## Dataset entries
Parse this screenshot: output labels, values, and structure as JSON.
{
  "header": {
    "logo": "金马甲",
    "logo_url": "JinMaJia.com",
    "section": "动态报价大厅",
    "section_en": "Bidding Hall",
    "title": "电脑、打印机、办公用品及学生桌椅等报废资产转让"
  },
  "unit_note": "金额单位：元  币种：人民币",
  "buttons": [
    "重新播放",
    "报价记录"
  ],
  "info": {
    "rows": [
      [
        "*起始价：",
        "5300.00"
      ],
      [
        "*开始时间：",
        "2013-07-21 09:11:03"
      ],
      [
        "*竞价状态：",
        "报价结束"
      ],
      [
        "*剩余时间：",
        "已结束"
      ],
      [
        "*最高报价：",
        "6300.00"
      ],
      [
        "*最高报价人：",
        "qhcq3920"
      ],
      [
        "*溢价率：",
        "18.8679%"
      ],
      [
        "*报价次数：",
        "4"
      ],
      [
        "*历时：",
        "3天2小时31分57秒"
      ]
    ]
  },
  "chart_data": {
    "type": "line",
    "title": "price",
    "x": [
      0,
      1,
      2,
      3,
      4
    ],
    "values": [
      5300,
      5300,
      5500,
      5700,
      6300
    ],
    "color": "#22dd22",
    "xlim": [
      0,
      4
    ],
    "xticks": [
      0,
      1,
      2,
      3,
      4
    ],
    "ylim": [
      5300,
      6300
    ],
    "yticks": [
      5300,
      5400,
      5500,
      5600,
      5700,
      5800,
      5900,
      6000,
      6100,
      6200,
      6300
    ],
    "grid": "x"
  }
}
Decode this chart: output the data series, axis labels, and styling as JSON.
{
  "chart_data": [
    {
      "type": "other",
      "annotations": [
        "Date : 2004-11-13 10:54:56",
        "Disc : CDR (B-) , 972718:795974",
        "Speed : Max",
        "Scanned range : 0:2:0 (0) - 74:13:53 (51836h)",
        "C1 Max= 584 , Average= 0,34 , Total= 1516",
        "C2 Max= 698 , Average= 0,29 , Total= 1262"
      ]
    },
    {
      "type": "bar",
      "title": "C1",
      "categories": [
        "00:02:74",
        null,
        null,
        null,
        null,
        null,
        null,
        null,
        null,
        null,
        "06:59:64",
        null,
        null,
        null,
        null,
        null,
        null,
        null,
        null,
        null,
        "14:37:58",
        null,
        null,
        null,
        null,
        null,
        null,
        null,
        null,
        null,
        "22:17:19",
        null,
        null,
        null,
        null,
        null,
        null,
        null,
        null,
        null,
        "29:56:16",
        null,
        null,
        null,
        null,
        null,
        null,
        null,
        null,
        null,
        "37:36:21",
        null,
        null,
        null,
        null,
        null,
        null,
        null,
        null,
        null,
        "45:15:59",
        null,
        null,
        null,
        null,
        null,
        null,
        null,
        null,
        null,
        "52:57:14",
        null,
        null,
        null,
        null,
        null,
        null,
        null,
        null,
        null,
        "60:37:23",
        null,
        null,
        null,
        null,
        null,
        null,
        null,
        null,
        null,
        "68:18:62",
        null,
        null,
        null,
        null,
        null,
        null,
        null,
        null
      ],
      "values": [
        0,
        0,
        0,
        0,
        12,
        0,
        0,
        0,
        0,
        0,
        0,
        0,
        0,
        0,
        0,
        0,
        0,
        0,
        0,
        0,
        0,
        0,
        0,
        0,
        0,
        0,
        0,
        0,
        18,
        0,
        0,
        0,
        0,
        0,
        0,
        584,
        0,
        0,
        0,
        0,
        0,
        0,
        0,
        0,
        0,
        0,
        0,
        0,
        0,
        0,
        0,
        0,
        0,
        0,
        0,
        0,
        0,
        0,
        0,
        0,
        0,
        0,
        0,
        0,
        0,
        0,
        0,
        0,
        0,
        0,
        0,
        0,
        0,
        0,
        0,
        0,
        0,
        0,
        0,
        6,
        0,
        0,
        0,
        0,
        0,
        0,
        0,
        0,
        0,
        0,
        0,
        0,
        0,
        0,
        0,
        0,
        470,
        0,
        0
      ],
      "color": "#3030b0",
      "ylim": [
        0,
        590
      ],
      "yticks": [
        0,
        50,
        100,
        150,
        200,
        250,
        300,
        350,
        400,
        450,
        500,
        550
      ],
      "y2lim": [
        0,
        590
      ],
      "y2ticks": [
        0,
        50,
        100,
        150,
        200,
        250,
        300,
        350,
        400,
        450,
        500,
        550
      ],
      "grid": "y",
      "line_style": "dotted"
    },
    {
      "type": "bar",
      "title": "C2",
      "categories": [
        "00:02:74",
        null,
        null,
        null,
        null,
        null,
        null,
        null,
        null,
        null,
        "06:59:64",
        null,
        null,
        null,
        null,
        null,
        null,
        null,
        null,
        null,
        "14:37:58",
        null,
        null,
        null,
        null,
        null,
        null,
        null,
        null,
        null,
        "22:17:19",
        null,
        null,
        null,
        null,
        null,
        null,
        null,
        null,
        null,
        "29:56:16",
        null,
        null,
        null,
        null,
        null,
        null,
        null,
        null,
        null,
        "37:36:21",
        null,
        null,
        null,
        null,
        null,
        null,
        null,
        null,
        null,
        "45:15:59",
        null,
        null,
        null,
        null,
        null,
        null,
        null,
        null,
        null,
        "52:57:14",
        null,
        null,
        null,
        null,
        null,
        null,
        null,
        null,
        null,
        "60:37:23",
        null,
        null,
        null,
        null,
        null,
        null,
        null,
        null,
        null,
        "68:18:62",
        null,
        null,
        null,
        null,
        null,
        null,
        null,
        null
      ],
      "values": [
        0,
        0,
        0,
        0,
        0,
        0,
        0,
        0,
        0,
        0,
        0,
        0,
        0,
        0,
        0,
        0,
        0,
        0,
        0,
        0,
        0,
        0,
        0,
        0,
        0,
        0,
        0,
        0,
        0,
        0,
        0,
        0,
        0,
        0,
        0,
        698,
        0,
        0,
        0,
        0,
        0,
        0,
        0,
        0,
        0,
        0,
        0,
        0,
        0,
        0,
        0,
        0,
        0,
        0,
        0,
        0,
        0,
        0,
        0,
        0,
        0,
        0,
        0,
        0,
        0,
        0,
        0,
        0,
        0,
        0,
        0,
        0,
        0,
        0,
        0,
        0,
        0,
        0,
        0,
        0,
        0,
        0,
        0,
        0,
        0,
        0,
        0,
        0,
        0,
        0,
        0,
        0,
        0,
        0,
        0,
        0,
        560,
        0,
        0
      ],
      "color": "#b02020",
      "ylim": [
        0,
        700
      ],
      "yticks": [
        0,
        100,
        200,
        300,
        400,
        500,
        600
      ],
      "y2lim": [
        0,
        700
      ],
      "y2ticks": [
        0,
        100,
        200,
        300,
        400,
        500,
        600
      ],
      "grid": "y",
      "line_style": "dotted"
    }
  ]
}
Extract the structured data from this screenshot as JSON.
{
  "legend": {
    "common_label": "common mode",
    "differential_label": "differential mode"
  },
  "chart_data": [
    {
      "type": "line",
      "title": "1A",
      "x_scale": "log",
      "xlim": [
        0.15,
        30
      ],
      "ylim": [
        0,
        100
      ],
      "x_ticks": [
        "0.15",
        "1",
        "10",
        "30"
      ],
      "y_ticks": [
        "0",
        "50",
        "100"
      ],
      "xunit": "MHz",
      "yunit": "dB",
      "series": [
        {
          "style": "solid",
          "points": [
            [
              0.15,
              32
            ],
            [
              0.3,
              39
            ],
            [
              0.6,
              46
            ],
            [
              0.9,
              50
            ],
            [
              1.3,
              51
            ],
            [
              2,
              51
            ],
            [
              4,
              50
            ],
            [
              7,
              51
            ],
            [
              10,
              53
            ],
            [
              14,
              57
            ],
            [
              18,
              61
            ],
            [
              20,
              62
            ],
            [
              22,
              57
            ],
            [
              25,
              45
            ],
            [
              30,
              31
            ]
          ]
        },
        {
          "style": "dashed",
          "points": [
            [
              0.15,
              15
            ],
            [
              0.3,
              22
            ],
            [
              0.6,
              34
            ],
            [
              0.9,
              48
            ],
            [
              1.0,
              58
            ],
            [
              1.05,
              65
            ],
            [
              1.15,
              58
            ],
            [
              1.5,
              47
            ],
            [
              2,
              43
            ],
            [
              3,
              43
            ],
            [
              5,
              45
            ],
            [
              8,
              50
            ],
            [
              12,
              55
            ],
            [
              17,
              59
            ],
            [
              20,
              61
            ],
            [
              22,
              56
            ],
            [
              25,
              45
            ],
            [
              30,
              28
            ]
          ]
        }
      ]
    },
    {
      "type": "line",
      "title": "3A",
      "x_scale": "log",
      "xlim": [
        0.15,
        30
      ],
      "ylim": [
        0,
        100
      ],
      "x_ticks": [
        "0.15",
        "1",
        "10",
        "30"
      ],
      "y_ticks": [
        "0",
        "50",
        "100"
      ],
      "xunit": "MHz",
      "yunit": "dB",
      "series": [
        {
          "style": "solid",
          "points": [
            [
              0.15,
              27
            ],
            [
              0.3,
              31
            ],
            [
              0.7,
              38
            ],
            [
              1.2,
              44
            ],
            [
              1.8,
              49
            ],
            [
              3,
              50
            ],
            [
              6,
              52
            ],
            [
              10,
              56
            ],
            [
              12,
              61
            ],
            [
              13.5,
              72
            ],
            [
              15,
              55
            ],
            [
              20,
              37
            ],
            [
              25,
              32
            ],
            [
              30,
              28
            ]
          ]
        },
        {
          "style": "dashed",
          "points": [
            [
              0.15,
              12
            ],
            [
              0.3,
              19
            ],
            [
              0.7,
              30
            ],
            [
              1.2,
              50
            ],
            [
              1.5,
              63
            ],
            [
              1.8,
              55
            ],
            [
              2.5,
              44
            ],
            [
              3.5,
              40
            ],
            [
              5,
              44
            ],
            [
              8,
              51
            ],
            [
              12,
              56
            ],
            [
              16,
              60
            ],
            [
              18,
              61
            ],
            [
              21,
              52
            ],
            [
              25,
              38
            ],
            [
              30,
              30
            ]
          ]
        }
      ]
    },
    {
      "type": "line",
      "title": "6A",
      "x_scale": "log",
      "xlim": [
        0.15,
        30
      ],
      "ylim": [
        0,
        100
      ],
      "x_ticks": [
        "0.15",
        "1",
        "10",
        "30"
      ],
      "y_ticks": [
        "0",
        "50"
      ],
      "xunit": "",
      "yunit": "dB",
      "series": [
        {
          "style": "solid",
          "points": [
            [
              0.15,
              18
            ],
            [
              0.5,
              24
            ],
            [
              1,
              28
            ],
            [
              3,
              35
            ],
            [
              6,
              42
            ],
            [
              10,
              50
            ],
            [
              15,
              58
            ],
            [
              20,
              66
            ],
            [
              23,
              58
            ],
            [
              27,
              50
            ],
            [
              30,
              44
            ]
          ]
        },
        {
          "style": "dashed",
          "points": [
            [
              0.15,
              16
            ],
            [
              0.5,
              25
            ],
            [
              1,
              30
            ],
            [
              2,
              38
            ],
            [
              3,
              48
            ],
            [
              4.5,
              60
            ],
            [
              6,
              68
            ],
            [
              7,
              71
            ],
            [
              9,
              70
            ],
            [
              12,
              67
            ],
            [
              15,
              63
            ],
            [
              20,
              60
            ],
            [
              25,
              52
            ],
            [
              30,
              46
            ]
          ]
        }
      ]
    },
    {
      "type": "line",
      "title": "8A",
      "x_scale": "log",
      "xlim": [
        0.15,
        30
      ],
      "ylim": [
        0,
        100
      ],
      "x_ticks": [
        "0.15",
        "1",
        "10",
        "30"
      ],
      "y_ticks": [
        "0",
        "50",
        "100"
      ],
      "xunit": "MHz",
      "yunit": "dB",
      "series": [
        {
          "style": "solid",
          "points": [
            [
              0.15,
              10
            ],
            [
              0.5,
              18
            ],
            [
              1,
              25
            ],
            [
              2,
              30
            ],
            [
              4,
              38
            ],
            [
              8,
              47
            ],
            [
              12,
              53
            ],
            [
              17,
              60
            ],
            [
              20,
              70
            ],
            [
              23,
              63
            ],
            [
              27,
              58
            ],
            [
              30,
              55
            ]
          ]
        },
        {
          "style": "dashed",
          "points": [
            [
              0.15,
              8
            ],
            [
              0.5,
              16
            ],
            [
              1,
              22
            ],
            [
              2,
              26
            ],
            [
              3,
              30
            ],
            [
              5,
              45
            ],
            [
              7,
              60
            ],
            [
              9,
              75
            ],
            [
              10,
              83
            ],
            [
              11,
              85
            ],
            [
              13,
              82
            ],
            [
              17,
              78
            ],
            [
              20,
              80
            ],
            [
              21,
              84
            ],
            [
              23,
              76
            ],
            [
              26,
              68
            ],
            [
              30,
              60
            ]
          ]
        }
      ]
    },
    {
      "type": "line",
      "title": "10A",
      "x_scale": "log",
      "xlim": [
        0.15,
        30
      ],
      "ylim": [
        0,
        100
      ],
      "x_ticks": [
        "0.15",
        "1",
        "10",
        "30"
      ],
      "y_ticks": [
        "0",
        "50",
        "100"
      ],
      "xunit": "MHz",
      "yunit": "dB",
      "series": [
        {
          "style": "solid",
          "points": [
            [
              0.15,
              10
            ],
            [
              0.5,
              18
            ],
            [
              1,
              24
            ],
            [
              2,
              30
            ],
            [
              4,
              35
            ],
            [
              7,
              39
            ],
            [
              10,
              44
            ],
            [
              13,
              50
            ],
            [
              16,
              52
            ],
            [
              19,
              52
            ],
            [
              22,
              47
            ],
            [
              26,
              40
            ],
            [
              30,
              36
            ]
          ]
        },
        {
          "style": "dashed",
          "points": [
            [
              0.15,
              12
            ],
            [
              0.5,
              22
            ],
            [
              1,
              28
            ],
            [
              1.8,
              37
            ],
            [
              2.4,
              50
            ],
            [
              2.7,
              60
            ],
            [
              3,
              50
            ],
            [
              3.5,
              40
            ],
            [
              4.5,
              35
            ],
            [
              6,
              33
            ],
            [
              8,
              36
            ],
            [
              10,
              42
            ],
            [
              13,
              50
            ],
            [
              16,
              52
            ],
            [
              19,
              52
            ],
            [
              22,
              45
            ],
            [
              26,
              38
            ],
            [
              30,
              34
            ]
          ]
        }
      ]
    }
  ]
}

## GIVEN TASK
Whichever lines contain the string "Average", select and copy them.

## COMPLETE OUTPUT
        "C1 Max= 584 , Average= 0,34 , Total= 1516",
        "C2 Max= 698 , Average= 0,29 , Total= 1262"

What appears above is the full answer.